§ Task objective: Using the listing below, report all lines holding the word "권율장군의".

§ Exercise materials:

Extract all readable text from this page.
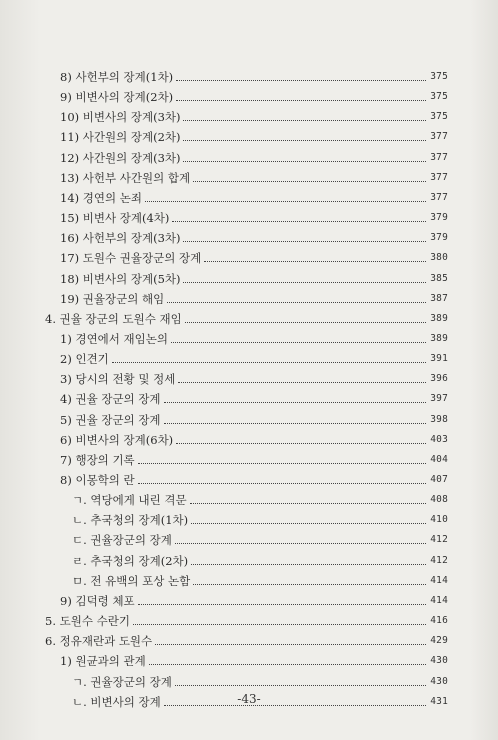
8) 사헌부의 장계(1차)	375
9) 비변사의 장계(2차)	375
10) 비변사의 장계(3차)	375
11) 사간원의 장계(2차)	377
12) 사간원의 장계(3차)	377
13) 사헌부 사간원의 합계	377
14) 경연의 논죄	377
15) 비변사 장계(4차)	379
16) 사헌부의 장계(3차)	379
17) 도원수 권율장군의 장계	380
18) 비변사의 장계(5차)	385
19) 권율장군의 해임	387
4. 권율 장군의 도원수 재임	389
1) 경연에서 재임논의	389
2) 인견기	391
3) 당시의 전황 및 정세	396
4) 권율 장군의 장계	397
5) 권율 장군의 장계	398
6) 비변사의 장계(6차)	403
7) 행장의 기록	404
8) 이몽학의 란	407
ㄱ. 역당에게 내린 격문	408
ㄴ. 추국청의 장계(1차)	410
ㄷ. 권율장군의 장계	412
ㄹ. 추국청의 장계(2차)	412
ㅁ. 전 유백의 포상 논함	414
9) 김덕령 체포	414
5. 도원수 수란기	416
6. 정유재란과 도원수	429
1) 원균과의 관계	430
ㄱ. 권율장군의 장계	430
ㄴ. 비변사의 장계	431
-43-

§ Answer to this task:
17) 도원수 권율장군의 장계	380
19) 권율장군의 해임	387
ㄷ. 권율장군의 장계	412
ㄱ. 권율장군의 장계	430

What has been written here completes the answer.